TASK OBJECTIVE: Pull each line holding "name" out of the entries below.

Items from a figure collection
┌──
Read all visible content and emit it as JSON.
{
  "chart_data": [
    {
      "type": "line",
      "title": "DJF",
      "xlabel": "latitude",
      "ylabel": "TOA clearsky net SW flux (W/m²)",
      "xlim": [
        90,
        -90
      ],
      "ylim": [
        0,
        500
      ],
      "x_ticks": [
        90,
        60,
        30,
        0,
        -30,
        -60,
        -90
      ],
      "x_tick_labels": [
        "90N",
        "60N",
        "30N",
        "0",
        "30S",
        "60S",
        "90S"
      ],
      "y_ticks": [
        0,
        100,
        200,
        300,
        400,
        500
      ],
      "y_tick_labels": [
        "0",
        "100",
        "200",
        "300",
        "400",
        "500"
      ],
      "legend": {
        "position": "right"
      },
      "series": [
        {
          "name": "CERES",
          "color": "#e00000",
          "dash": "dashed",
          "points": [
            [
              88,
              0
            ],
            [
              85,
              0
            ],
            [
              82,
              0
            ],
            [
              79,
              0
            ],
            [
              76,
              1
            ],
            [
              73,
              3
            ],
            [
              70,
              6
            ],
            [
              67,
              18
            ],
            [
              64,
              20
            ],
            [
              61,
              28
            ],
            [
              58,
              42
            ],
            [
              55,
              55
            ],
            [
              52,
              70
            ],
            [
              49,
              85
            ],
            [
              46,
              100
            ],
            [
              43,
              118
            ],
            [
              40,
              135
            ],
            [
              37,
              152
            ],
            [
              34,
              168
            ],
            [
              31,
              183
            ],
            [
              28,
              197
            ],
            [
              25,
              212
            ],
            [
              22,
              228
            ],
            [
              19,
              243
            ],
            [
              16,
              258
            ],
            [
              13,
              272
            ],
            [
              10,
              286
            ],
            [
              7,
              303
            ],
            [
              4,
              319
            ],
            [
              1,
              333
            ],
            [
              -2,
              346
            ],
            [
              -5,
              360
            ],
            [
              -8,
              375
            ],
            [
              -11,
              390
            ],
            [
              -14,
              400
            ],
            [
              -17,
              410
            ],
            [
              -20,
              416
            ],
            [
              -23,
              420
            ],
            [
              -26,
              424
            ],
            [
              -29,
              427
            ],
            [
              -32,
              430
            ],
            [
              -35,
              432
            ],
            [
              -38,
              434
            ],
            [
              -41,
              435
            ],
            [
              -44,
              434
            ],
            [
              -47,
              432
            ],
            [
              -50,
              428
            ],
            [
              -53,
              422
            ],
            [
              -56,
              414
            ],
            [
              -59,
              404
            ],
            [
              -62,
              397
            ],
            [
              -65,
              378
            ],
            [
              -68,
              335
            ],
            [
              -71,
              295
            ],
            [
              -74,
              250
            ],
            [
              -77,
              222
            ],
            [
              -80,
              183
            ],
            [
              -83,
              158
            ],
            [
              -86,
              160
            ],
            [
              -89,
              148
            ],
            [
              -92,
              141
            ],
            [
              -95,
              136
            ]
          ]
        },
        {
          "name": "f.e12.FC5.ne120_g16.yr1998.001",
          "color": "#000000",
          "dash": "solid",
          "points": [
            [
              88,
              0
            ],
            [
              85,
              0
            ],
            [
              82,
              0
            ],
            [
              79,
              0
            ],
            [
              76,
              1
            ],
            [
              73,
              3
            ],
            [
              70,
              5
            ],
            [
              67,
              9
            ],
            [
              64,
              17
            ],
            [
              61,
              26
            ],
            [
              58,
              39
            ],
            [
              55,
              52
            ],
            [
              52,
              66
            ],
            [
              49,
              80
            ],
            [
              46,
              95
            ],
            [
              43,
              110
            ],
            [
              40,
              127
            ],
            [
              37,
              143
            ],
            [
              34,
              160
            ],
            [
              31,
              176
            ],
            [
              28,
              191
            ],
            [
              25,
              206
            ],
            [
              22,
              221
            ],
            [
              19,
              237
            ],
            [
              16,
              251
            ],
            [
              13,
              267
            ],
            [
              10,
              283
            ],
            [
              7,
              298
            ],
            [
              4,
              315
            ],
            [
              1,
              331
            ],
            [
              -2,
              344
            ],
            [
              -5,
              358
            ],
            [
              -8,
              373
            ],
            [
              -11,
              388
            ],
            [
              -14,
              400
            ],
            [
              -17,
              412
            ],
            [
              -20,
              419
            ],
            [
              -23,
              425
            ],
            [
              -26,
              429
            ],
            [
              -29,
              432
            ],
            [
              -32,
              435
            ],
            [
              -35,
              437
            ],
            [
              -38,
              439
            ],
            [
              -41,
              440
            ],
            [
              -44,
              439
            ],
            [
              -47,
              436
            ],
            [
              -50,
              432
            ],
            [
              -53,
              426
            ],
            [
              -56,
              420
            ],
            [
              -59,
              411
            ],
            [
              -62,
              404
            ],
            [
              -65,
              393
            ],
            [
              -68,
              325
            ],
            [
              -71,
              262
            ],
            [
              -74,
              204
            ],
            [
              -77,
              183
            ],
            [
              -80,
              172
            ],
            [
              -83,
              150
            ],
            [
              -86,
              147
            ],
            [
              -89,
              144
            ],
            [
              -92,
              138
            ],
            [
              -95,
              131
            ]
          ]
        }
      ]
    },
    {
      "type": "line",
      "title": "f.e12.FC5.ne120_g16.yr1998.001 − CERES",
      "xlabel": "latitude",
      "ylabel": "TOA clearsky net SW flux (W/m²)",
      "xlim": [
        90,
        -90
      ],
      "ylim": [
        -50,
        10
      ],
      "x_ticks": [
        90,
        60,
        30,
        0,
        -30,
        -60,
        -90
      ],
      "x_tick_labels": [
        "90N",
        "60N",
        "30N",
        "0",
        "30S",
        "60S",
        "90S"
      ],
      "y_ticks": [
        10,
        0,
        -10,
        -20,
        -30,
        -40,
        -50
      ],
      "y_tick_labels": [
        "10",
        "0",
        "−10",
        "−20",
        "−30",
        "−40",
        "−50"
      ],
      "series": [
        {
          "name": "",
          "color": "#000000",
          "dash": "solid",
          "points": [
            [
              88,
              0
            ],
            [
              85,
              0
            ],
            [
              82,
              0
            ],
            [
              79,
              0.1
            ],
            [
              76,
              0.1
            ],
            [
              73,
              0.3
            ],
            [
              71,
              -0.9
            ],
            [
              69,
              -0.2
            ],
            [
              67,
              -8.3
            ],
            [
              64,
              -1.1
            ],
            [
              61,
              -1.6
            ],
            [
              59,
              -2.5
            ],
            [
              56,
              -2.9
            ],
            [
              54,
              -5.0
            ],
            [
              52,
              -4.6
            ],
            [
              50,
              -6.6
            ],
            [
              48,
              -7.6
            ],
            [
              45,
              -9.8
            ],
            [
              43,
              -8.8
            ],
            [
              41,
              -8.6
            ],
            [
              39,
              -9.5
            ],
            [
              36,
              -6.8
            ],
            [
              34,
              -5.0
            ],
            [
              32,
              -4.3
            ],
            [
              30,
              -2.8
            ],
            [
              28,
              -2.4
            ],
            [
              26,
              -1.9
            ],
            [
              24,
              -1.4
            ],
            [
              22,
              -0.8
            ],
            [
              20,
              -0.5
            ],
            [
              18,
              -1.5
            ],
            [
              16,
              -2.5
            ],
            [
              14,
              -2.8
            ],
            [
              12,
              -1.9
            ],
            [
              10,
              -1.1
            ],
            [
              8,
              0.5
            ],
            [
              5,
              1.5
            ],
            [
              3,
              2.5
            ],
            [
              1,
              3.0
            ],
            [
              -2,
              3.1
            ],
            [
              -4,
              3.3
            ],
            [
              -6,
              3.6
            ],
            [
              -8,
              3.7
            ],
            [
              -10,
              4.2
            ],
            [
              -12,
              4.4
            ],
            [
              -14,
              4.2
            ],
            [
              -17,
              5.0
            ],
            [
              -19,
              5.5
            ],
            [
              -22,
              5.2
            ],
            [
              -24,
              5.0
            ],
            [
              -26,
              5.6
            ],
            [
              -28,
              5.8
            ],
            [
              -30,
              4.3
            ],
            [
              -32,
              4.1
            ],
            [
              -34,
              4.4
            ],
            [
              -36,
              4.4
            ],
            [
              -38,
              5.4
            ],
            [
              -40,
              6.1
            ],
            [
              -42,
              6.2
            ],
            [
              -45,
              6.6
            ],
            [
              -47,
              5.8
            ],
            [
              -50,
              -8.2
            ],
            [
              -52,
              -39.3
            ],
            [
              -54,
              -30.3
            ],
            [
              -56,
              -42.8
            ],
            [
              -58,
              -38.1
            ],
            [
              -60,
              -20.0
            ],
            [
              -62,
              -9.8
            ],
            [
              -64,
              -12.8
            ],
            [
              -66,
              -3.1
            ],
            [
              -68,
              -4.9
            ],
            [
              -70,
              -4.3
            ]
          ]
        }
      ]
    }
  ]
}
└──
ANSWER TO THIS EXERCISE:
          "name": "CERES",
          "name": "f.e12.FC5.ne120_g16.yr1998.001",
          "name": "",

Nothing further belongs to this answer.